* **Goal**: Return all lines from the listing below in which the string "werden" occurs.

Stored entries:
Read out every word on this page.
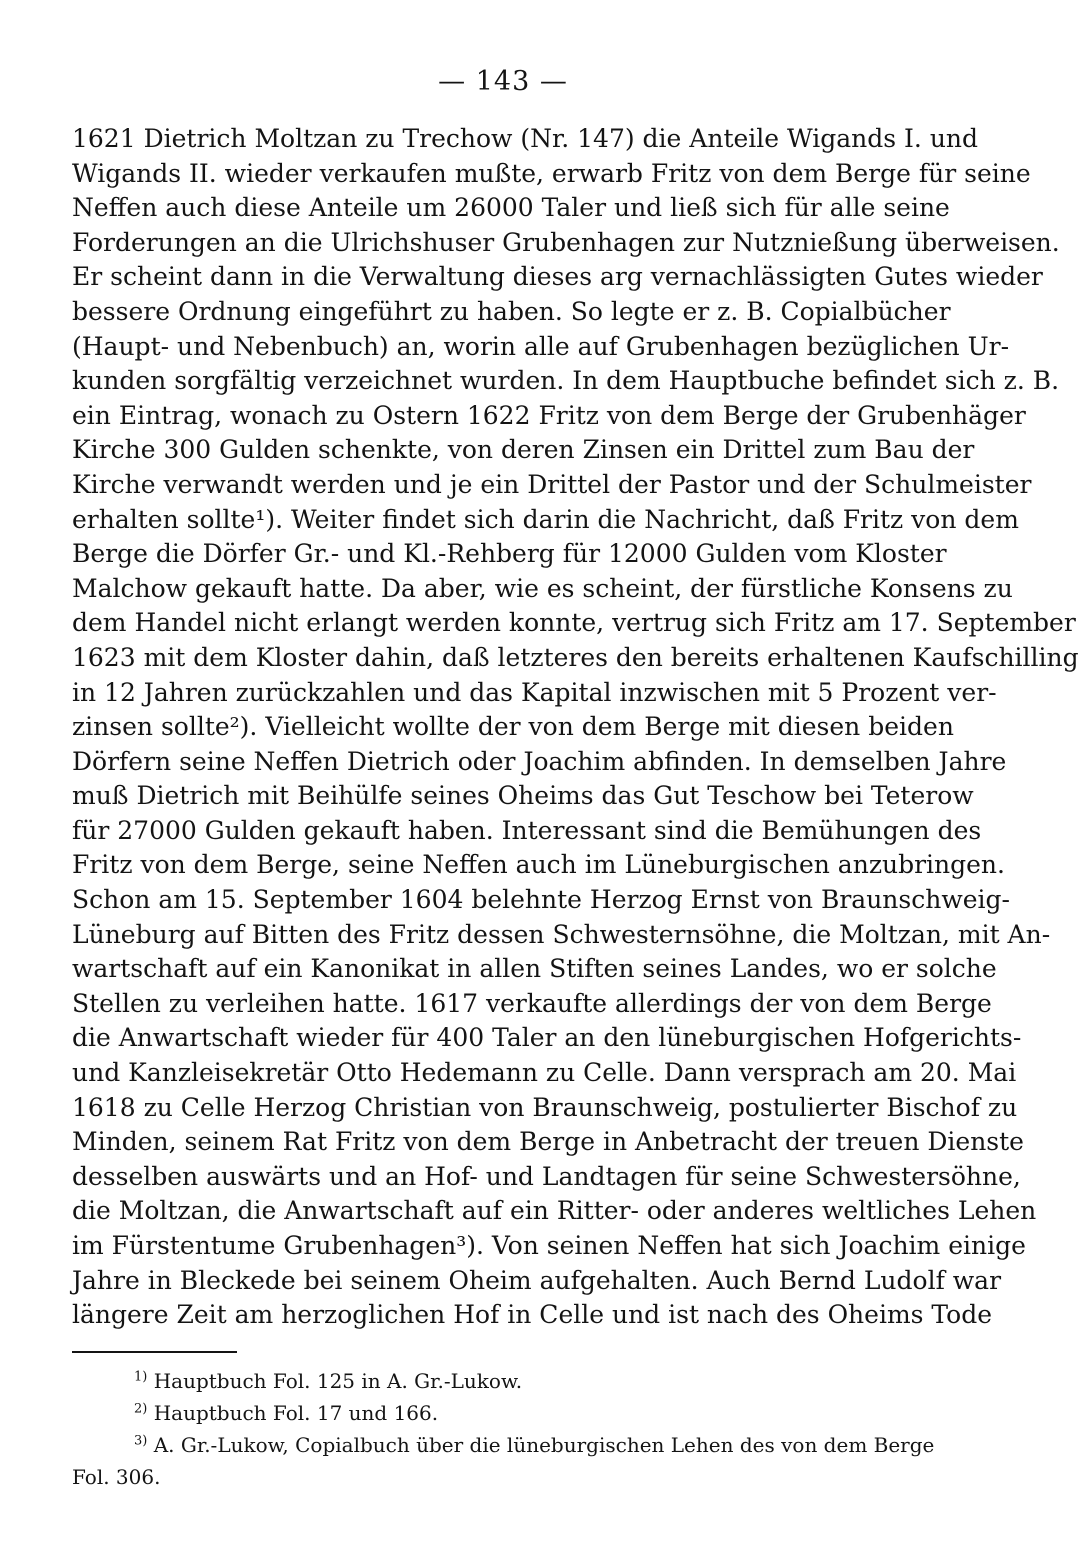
— 143 —
1621 Dietrich Moltzan zu Trechow (Nr. 147) die Anteile Wigands I. und
Wigands II. wieder verkaufen mußte, erwarb Fritz von dem Berge für seine
Neffen auch diese Anteile um 26000 Taler und ließ sich für alle seine
Forderungen an die Ulrichshuser Grubenhagen zur Nutznießung überweisen.
Er scheint dann in die Verwaltung dieses arg vernachlässigten Gutes wieder
bessere Ordnung eingeführt zu haben. So legte er z. B. Copialbücher
(Haupt- und Nebenbuch) an, worin alle auf Grubenhagen bezüglichen Ur-
kunden sorgfältig verzeichnet wurden. In dem Hauptbuche befindet sich z. B.
ein Eintrag, wonach zu Ostern 1622 Fritz von dem Berge der Grubenhäger
Kirche 300 Gulden schenkte, von deren Zinsen ein Drittel zum Bau der
Kirche verwandt werden und je ein Drittel der Pastor und der Schulmeister
erhalten sollte¹). Weiter findet sich darin die Nachricht, daß Fritz von dem
Berge die Dörfer Gr.- und Kl.-Rehberg für 12000 Gulden vom Kloster
Malchow gekauft hatte. Da aber, wie es scheint, der fürstliche Konsens zu
dem Handel nicht erlangt werden konnte, vertrug sich Fritz am 17. September
1623 mit dem Kloster dahin, daß letzteres den bereits erhaltenen Kaufschilling
in 12 Jahren zurückzahlen und das Kapital inzwischen mit 5 Prozent ver-
zinsen sollte²). Vielleicht wollte der von dem Berge mit diesen beiden
Dörfern seine Neffen Dietrich oder Joachim abfinden. In demselben Jahre
muß Dietrich mit Beihülfe seines Oheims das Gut Teschow bei Teterow
für 27000 Gulden gekauft haben. Interessant sind die Bemühungen des
Fritz von dem Berge, seine Neffen auch im Lüneburgischen anzubringen.
Schon am 15. September 1604 belehnte Herzog Ernst von Braunschweig-
Lüneburg auf Bitten des Fritz dessen Schwesternsöhne, die Moltzan, mit An-
wartschaft auf ein Kanonikat in allen Stiften seines Landes, wo er solche
Stellen zu verleihen hatte. 1617 verkaufte allerdings der von dem Berge
die Anwartschaft wieder für 400 Taler an den lüneburgischen Hofgerichts-
und Kanzleisekretär Otto Hedemann zu Celle. Dann versprach am 20. Mai
1618 zu Celle Herzog Christian von Braunschweig, postulierter Bischof zu
Minden, seinem Rat Fritz von dem Berge in Anbetracht der treuen Dienste
desselben auswärts und an Hof- und Landtagen für seine Schwestersöhne,
die Moltzan, die Anwartschaft auf ein Ritter- oder anderes weltliches Lehen
im Fürstentume Grubenhagen³). Von seinen Neffen hat sich Joachim einige
Jahre in Bleckede bei seinem Oheim aufgehalten. Auch Bernd Ludolf war
längere Zeit am herzoglichen Hof in Celle und ist nach des Oheims Tode
$^{1)}$ Hauptbuch Fol. 125 in A. Gr.-Lukow.
$^{2)}$ Hauptbuch Fol. 17 und 166.
$^{3)}$ A. Gr.-Lukow, Copialbuch über die lüneburgischen Lehen des von dem Berge
Fol. 306.
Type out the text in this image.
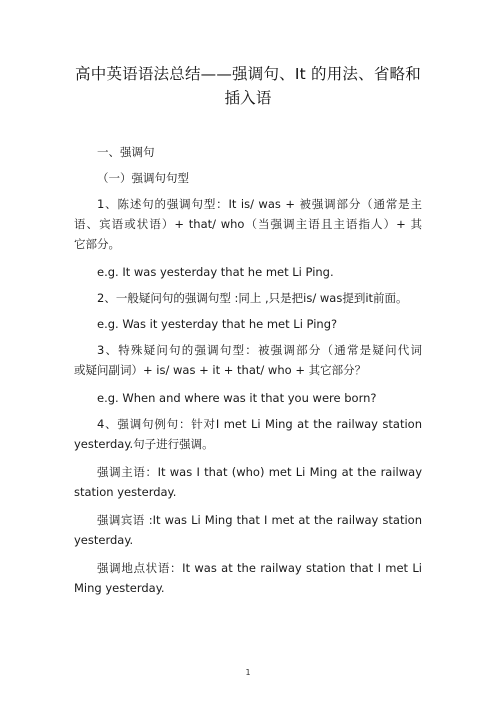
高中英语语法总结——强调句、It 的用法、省略和
插入语
一、强调句
（一）强调句句型
1、陈述句的强调句型：It is/ was + 被强调部分（通常是主
语、宾语或状语）+ that/ who（当强调主语且主语指人）+ 其
它部分。
e.g. It was yesterday that he met Li Ping.
2、一般疑问句的强调句型 :同上 ,只是把is/ was提到it前面。
e.g. Was it yesterday that he met Li Ping?
3、特殊疑问句的强调句型：被强调部分（通常是疑问代词
或疑问副词）+ is/ was + it + that/ who + 其它部分？
e.g. When and where was it that you were born?
4、强调句例句：针对I met Li Ming at the railway station
yesterday.句子进行强调。
强调主语：It was I that (who) met Li Ming at the railway
station yesterday.
强调宾语 :It was Li Ming that I met at the railway station
yesterday.
强调地点状语：It was at the railway station that I met Li
Ming yesterday.
1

* **Written response**:
Kirche verwandt werden und je ein Drittel der Pastor und der Schulmeister
dem Handel nicht erlangt werden konnte, vertrug sich Fritz am 17. September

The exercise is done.